▽

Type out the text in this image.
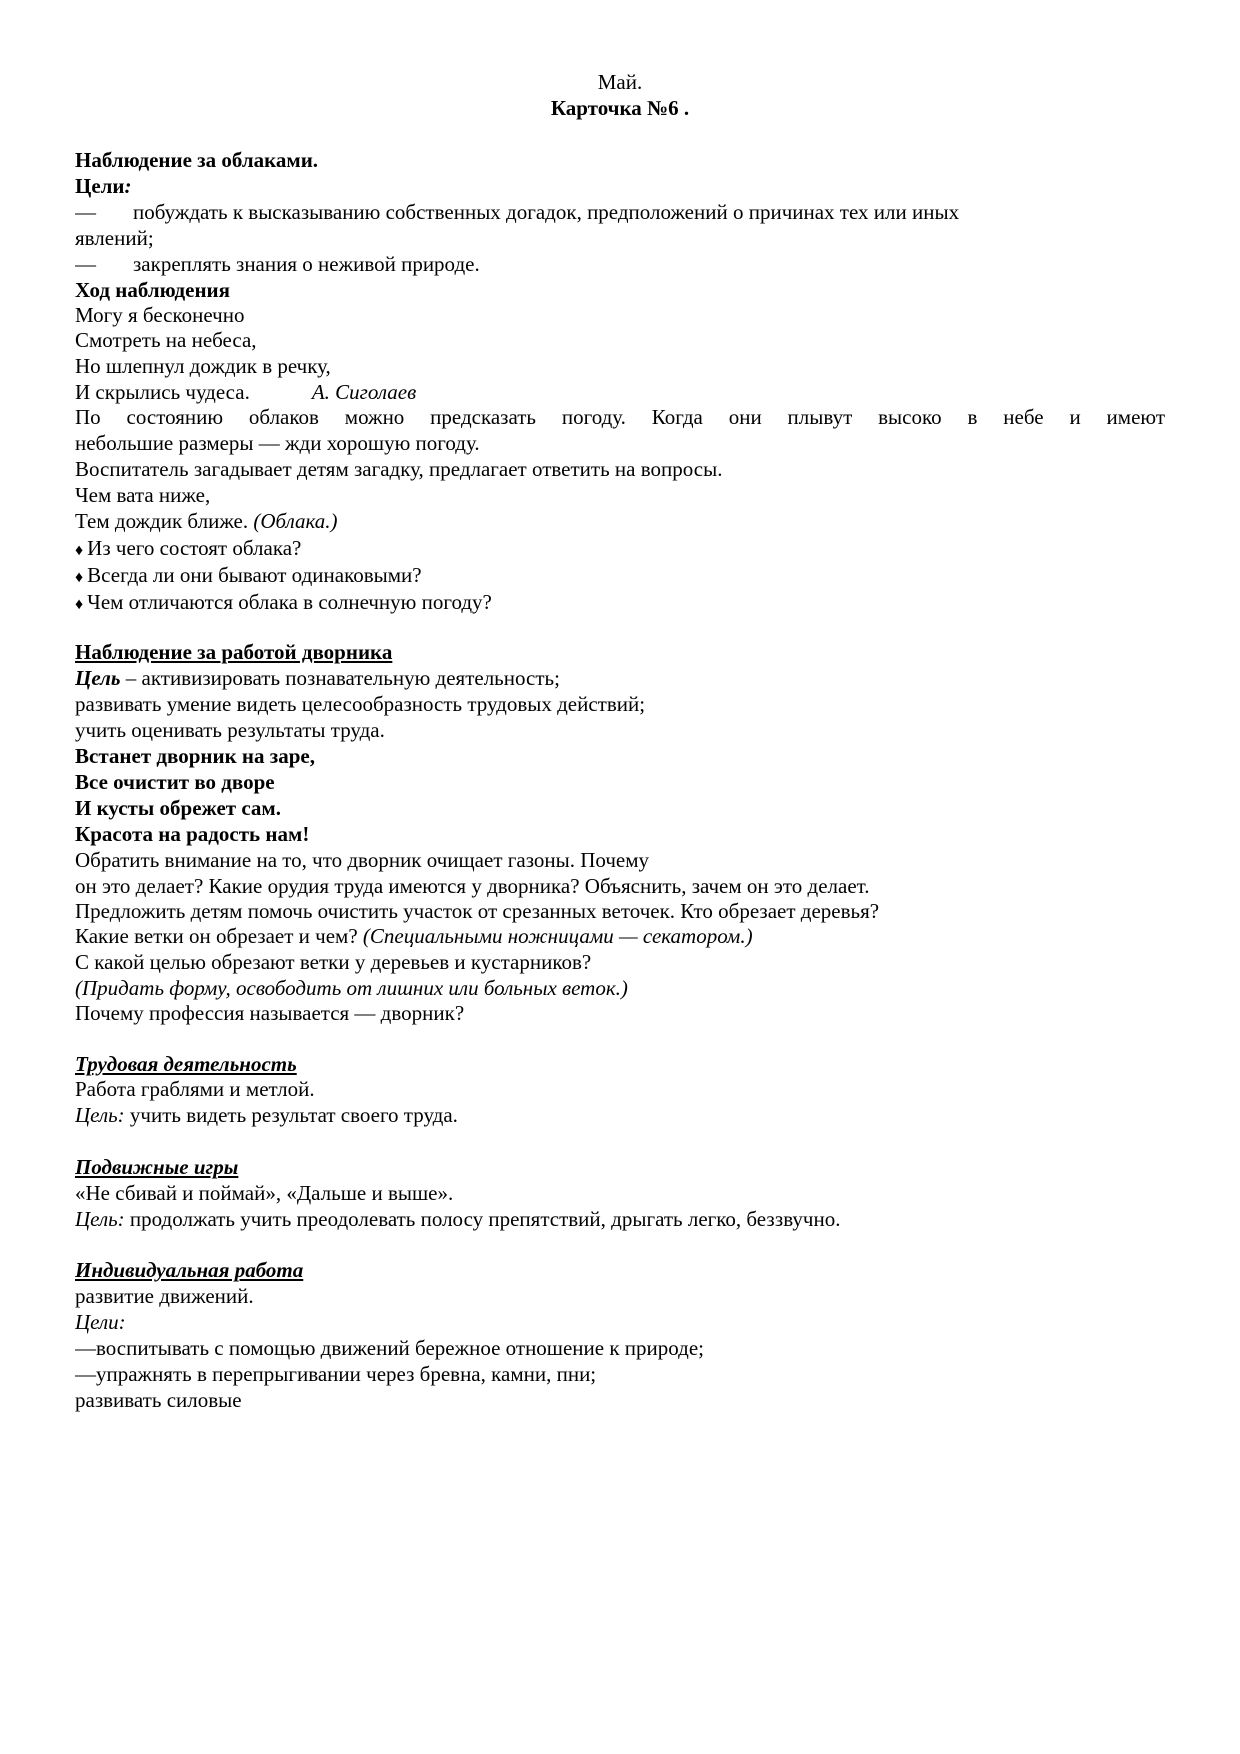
Май.
Карточка №6 .
Наблюдение за облаками.
Цели:
— побуждать к высказыванию собственных догадок, предположений о причинах тех или иных
явлений;
— закреплять знания о неживой природе.
Ход наблюдения
Могу я бесконечно
Смотреть на небеса,
Но шлепнул дождик в речку,
И скрылись чудеса.	А. Сиголаев
По состоянию облаков можно предсказать погоду. Когда они плывут высоко в небе и имеют
небольшие размеры — жди хорошую погоду.
Воспитатель загадывает детям загадку, предлагает ответить на вопросы.
Чем вата ниже,
Тем дождик ближе. (Облака.)
♦ Из чего состоят облака?
♦ Всегда ли они бывают одинаковыми?
♦ Чем отличаются облака в солнечную погоду?
Наблюдение за работой дворника
Цель – активизировать познавательную деятельность;
развивать умение видеть целесообразность трудовых действий;
учить оценивать результаты труда.
Встанет дворник на заре,
Все очистит во дворе
И кусты обрежет сам.
Красота на радость нам!
Обратить внимание на то, что дворник очищает газоны. Почему
он это делает? Какие орудия труда имеются у дворника? Объяснить, зачем он это делает.
Предложить детям помочь очистить участок от срезанных веточек. Кто обрезает деревья?
Какие ветки он обрезает и чем? (Специальными ножницами — секатором.)
С какой целью обрезают ветки у деревьев и кустарников?
(Придать форму, освободить от лишних или больных веток.)
Почему профессия называется — дворник?
Трудовая деятельность
Работа граблями и метлой.
Цель: учить видеть результат своего труда.
Подвижные игры
«Не сбивай и поймай», «Дальше и выше».
Цель: продолжать учить преодолевать полосу препятствий, дрыгать легко, беззвучно.
Индивидуальная работа
развитие движений.
Цели:
—воспитывать с помощью движений бережное отношение к природе;
—упражнять в перепрыгивании через бревна, камни, пни;
развивать силовые
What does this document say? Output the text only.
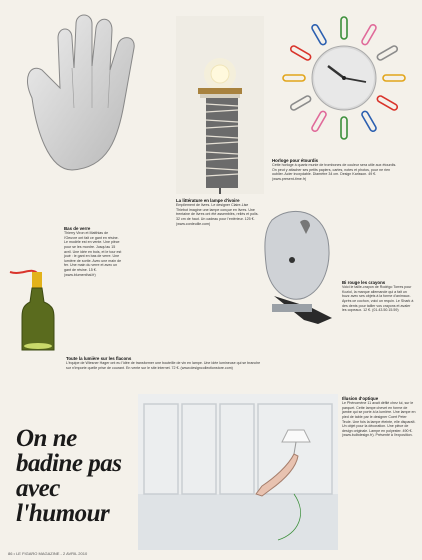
Bas de verre
Thierry Viron et Matthias de l'Oeuvre ont fait ce gant en résine. Le modèle est en vente. Une pièce pour se les mordre. Jusqu'au 15 avril. Une idée en bois, et le tour est joué : le gant en bas de verre. Une lumière de sortie. Avec une main de fer. Une main du verre et avec un gant de résine. 15 €. (www.blumenthal.fr)
La littérature en lampe d'ivoire
Empilement de livres. Le designer Claire-Lise Thiebot imagine une lampe conçue en livres. Une trentaine de livres ont été assemblés, reliés et polis. 32 cm de haut. Un cadeau pour l'extérieur. 125 €. (www.cordeuille.com)
Horloge pour étourdis
Cette horloge à quartz munie de trombones de couleur sera utile aux étourdis. On peut y attacher ses petits papiers, cartes, notes et photos, pour ne rien oublier. Acier inoxydable. Diamètre 34 cm. Design Karlsson. 49 €. (www.present-time.fr)
Bi rouge les crayons
Voici le taille-crayon de Rodrigo Torres pour Koziol, la marque allemande qui a fait un buzz avec ses objets à la forme d'animaux. Après ce cochon, voici un requin. Le Shark à des dents pour tailler vos crayons et avaler les copeaux. 12 €. (01.43.50.15.59)
Toute la lumière sur les flacons
L'équipe de Wiesner Hager ont eu l'idée de transformer une bouteille de vin en lampe. Une idée lumineuse qui se branche sur n'importe quelle prise de courant. En vente sur le site internet. 72 €. (www.designcollectionstore.com)
On ne badine pas avec l'humour
Illusion d'optique
Le Phénomène 11 avait défilé chez lui, sur le parquet. Cette lampe chevet en forme de jambe qui se porte à la lumière. Une lampe en pied de table par le designer Coert Peter Teule. Une fois la lampe éteinte, elle disparaît. Un objet pour la décoration. Une pièce de design originale. Lampe en polyester. 490 €. (www.bulbdesign.fr). Présenté à l'exposition.
86 • LE FIGARO MAGAZINE - 2 AVRIL 2010
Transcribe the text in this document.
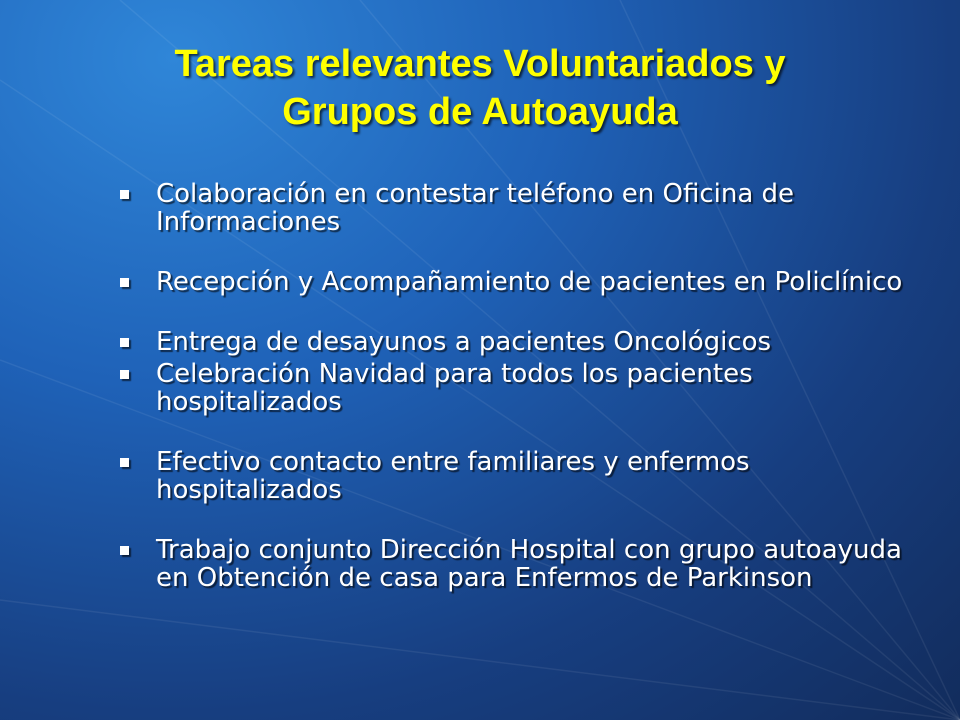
Tareas relevantes Voluntariados y
Grupos de Autoayuda
Colaboración en contestar teléfono en Oficina de Informaciones
Recepción y Acompañamiento de pacientes en Policlínico
Entrega de desayunos a pacientes Oncológicos
Celebración Navidad para todos los pacientes hospitalizados
Efectivo contacto entre familiares y enfermos hospitalizados
Trabajo conjunto Dirección Hospital con grupo autoayuda en Obtención de casa para Enfermos de Parkinson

△

* GIVEN EXERCISE *
Lines containing the string "ветки" are to be selected and copied.

* ANSWER *
Какие ветки он обрезает и чем? (Специальными ножницами — секатором.)
С какой целью обрезают ветки у деревьев и кустарников?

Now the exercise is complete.